■ Request: Your reply should be one number: the count of lines holding the word "Duplicación".

= = = = = = =

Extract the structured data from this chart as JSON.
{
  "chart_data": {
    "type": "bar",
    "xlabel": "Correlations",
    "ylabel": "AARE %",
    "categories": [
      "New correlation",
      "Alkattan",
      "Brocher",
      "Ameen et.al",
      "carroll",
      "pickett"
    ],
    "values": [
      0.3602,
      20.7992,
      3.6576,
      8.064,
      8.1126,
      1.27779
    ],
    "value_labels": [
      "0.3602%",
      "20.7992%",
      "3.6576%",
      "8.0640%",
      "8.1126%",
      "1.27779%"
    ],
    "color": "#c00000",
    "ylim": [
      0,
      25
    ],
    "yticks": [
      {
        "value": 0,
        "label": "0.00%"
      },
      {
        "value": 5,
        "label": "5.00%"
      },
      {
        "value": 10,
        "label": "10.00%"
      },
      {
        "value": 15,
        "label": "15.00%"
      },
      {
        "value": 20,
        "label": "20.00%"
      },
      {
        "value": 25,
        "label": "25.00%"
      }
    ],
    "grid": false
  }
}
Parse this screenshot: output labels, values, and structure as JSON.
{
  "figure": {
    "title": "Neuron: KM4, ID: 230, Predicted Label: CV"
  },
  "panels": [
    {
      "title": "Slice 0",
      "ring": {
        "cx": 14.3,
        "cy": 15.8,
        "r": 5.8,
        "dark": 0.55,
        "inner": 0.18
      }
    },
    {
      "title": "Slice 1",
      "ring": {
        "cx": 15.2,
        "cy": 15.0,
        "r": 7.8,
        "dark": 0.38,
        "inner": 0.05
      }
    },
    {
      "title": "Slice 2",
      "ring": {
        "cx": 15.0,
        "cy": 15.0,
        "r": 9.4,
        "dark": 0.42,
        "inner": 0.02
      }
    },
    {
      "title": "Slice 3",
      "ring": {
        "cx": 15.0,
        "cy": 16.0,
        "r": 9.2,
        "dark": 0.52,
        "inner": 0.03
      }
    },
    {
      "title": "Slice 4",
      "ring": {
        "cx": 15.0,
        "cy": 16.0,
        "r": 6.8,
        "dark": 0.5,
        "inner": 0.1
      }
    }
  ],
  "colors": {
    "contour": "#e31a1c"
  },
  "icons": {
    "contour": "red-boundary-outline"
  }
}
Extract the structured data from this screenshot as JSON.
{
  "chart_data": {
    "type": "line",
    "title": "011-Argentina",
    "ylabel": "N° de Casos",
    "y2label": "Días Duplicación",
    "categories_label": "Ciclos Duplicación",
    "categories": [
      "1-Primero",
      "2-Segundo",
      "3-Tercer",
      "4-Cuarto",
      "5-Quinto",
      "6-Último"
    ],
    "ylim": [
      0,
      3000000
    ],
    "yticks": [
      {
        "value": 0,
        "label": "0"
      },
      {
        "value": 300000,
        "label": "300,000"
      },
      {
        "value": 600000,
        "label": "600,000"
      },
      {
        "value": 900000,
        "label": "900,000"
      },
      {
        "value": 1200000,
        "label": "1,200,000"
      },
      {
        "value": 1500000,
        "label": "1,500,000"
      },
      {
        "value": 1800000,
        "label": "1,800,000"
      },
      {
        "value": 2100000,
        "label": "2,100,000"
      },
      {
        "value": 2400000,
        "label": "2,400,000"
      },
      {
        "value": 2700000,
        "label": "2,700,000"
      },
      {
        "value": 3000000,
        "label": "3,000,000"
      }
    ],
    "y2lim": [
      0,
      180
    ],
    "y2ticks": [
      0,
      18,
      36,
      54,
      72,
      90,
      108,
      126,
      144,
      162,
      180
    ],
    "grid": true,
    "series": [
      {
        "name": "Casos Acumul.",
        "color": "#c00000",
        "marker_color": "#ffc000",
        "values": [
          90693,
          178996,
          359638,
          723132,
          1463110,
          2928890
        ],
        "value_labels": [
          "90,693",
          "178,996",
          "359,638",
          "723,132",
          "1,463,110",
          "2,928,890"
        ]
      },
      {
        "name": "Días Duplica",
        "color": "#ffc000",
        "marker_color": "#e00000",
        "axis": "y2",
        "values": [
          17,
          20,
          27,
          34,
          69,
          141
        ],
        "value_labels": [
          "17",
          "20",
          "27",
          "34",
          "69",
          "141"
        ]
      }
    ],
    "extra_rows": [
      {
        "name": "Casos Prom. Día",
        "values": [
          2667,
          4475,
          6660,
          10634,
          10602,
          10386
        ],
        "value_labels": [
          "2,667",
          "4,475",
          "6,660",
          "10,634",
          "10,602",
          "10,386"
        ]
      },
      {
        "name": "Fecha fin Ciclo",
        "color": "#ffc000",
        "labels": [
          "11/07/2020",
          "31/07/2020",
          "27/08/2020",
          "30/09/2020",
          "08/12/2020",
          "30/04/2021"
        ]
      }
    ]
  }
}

= = = = = = =

■ Result for this task: 2